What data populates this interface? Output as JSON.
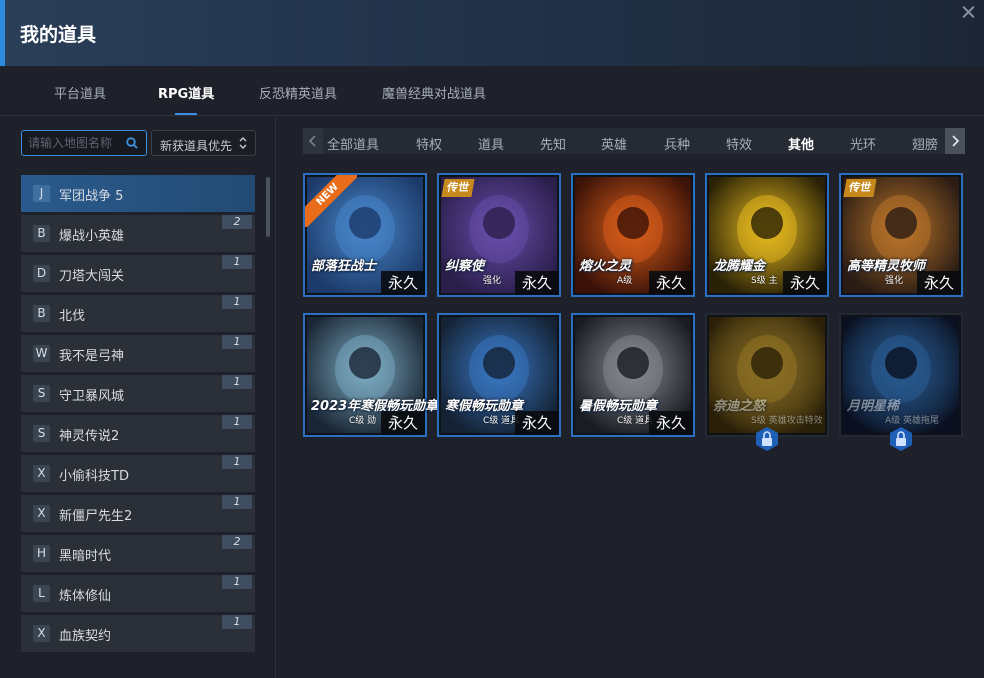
{
  "window": {
    "title": "我的道具"
  },
  "tabs": [
    {
      "label": "平台道具",
      "active": false
    },
    {
      "label": "RPG道具",
      "active": true
    },
    {
      "label": "反恐精英道具",
      "active": false
    },
    {
      "label": "魔兽经典对战道具",
      "active": false
    }
  ],
  "search": {
    "placeholder": "请输入地图名称",
    "value": ""
  },
  "sort": {
    "selected": "新获道具优先"
  },
  "maps": [
    {
      "letter": "J",
      "name": "军团战争 5",
      "count": "",
      "selected": true
    },
    {
      "letter": "B",
      "name": "爆战小英雄",
      "count": "2"
    },
    {
      "letter": "D",
      "name": "刀塔大闯关",
      "count": "1"
    },
    {
      "letter": "B",
      "name": "北伐",
      "count": "1"
    },
    {
      "letter": "W",
      "name": "我不是弓神",
      "count": "1"
    },
    {
      "letter": "S",
      "name": "守卫暴风城",
      "count": "1"
    },
    {
      "letter": "S",
      "name": "神灵传说2",
      "count": "1"
    },
    {
      "letter": "X",
      "name": "小偷科技TD",
      "count": "1"
    },
    {
      "letter": "X",
      "name": "新僵尸先生2",
      "count": "1"
    },
    {
      "letter": "H",
      "name": "黑暗时代",
      "count": "2"
    },
    {
      "letter": "L",
      "name": "炼体修仙",
      "count": "1"
    },
    {
      "letter": "X",
      "name": "血族契约",
      "count": "1"
    }
  ],
  "categories": [
    {
      "label": "全部道具"
    },
    {
      "label": "特权"
    },
    {
      "label": "道具"
    },
    {
      "label": "先知"
    },
    {
      "label": "英雄"
    },
    {
      "label": "兵种"
    },
    {
      "label": "特效"
    },
    {
      "label": "其他",
      "active": true
    },
    {
      "label": "光环"
    },
    {
      "label": "翅膀"
    }
  ],
  "items": [
    {
      "name": "部落狂战士",
      "sub": "",
      "badge": "NEW",
      "duration": "永久",
      "locked": false,
      "colors": [
        "#1c3a6a",
        "#4a8ad0"
      ]
    },
    {
      "name": "纠察使",
      "sub": "强化",
      "badge": "传世",
      "duration": "永久",
      "locked": false,
      "colors": [
        "#2a1e4a",
        "#6a4fb0"
      ]
    },
    {
      "name": "熔火之灵",
      "sub": "A级",
      "badge": "",
      "duration": "永久",
      "locked": false,
      "colors": [
        "#3a1208",
        "#e0601a"
      ]
    },
    {
      "name": "龙腾耀金",
      "sub": "S级 主",
      "badge": "",
      "duration": "永久",
      "locked": false,
      "colors": [
        "#2a2206",
        "#f0c020"
      ]
    },
    {
      "name": "高等精灵牧师",
      "sub": "强化",
      "badge": "传世",
      "duration": "永久",
      "locked": false,
      "colors": [
        "#2a1c14",
        "#c0782a"
      ]
    },
    {
      "name": "2023年寒假畅玩勋章",
      "sub": "C级 勋",
      "badge": "",
      "duration": "永久",
      "locked": false,
      "colors": [
        "#1a2634",
        "#7fb0c8"
      ]
    },
    {
      "name": "寒假畅玩勋章",
      "sub": "C级 道具",
      "badge": "",
      "duration": "永久",
      "locked": false,
      "colors": [
        "#142234",
        "#3a7ac8"
      ]
    },
    {
      "name": "暑假畅玩勋章",
      "sub": "C级 道具",
      "badge": "",
      "duration": "永久",
      "locked": false,
      "colors": [
        "#1a1c22",
        "#8a8e96"
      ]
    },
    {
      "name": "奈迪之怒",
      "sub": "S级 英雄攻击特效",
      "badge": "",
      "duration": "",
      "locked": true,
      "colors": [
        "#2a2008",
        "#e0b030"
      ]
    },
    {
      "name": "月明星稀",
      "sub": "A级 英雄拖尾",
      "badge": "",
      "duration": "",
      "locked": true,
      "colors": [
        "#0a1020",
        "#3a8ae0"
      ]
    }
  ],
  "accent": "#2a8be0"
}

______

# What the task asks
Copy out all the records exactly, excluding pictures.

# Exercise output
What data populates this interface? Output as JSON.
{
  "window": {
    "title": "我的道具"
  },
  "tabs": [
    {
      "label": "平台道具",
      "active": false
    },
    {
      "label": "RPG道具",
      "active": true
    },
    {
      "label": "反恐精英道具",
      "active": false
    },
    {
      "label": "魔兽经典对战道具",
      "active": false
    }
  ],
  "search": {
    "placeholder": "请输入地图名称",
    "value": ""
  },
  "sort": {
    "selected": "新获道具优先"
  },
  "maps": [
    {
      "letter": "J",
      "name": "军团战争 5",
      "count": "",
      "selected": true
    },
    {
      "letter": "B",
      "name": "爆战小英雄",
      "count": "2"
    },
    {
      "letter": "D",
      "name": "刀塔大闯关",
      "count": "1"
    },
    {
      "letter": "B",
      "name": "北伐",
      "count": "1"
    },
    {
      "letter": "W",
      "name": "我不是弓神",
      "count": "1"
    },
    {
      "letter": "S",
      "name": "守卫暴风城",
      "count": "1"
    },
    {
      "letter": "S",
      "name": "神灵传说2",
      "count": "1"
    },
    {
      "letter": "X",
      "name": "小偷科技TD",
      "count": "1"
    },
    {
      "letter": "X",
      "name": "新僵尸先生2",
      "count": "1"
    },
    {
      "letter": "H",
      "name": "黑暗时代",
      "count": "2"
    },
    {
      "letter": "L",
      "name": "炼体修仙",
      "count": "1"
    },
    {
      "letter": "X",
      "name": "血族契约",
      "count": "1"
    }
  ],
  "categories": [
    {
      "label": "全部道具"
    },
    {
      "label": "特权"
    },
    {
      "label": "道具"
    },
    {
      "label": "先知"
    },
    {
      "label": "英雄"
    },
    {
      "label": "兵种"
    },
    {
      "label": "特效"
    },
    {
      "label": "其他",
      "active": true
    },
    {
      "label": "光环"
    },
    {
      "label": "翅膀"
    }
  ],
  "items": [
    {
      "name": "部落狂战士",
      "sub": "",
      "badge": "NEW",
      "duration": "永久",
      "locked": false,
      "colors": [
        "#1c3a6a",
        "#4a8ad0"
      ]
    },
    {
      "name": "纠察使",
      "sub": "强化",
      "badge": "传世",
      "duration": "永久",
      "locked": false,
      "colors": [
        "#2a1e4a",
        "#6a4fb0"
      ]
    },
    {
      "name": "熔火之灵",
      "sub": "A级",
      "badge": "",
      "duration": "永久",
      "locked": false,
      "colors": [
        "#3a1208",
        "#e0601a"
      ]
    },
    {
      "name": "龙腾耀金",
      "sub": "S级 主",
      "badge": "",
      "duration": "永久",
      "locked": false,
      "colors": [
        "#2a2206",
        "#f0c020"
      ]
    },
    {
      "name": "高等精灵牧师",
      "sub": "强化",
      "badge": "传世",
      "duration": "永久",
      "locked": false,
      "colors": [
        "#2a1c14",
        "#c0782a"
      ]
    },
    {
      "name": "2023年寒假畅玩勋章",
      "sub": "C级 勋",
      "badge": "",
      "duration": "永久",
      "locked": false,
      "colors": [
        "#1a2634",
        "#7fb0c8"
      ]
    },
    {
      "name": "寒假畅玩勋章",
      "sub": "C级 道具",
      "badge": "",
      "duration": "永久",
      "locked": false,
      "colors": [
        "#142234",
        "#3a7ac8"
      ]
    },
    {
      "name": "暑假畅玩勋章",
      "sub": "C级 道具",
      "badge": "",
      "duration": "永久",
      "locked": false,
      "colors": [
        "#1a1c22",
        "#8a8e96"
      ]
    },
    {
      "name": "奈迪之怒",
      "sub": "S级 英雄攻击特效",
      "badge": "",
      "duration": "",
      "locked": true,
      "colors": [
        "#2a2008",
        "#e0b030"
      ]
    },
    {
      "name": "月明星稀",
      "sub": "A级 英雄拖尾",
      "badge": "",
      "duration": "",
      "locked": true,
      "colors": [
        "#0a1020",
        "#3a8ae0"
      ]
    }
  ],
  "accent": "#2a8be0"
}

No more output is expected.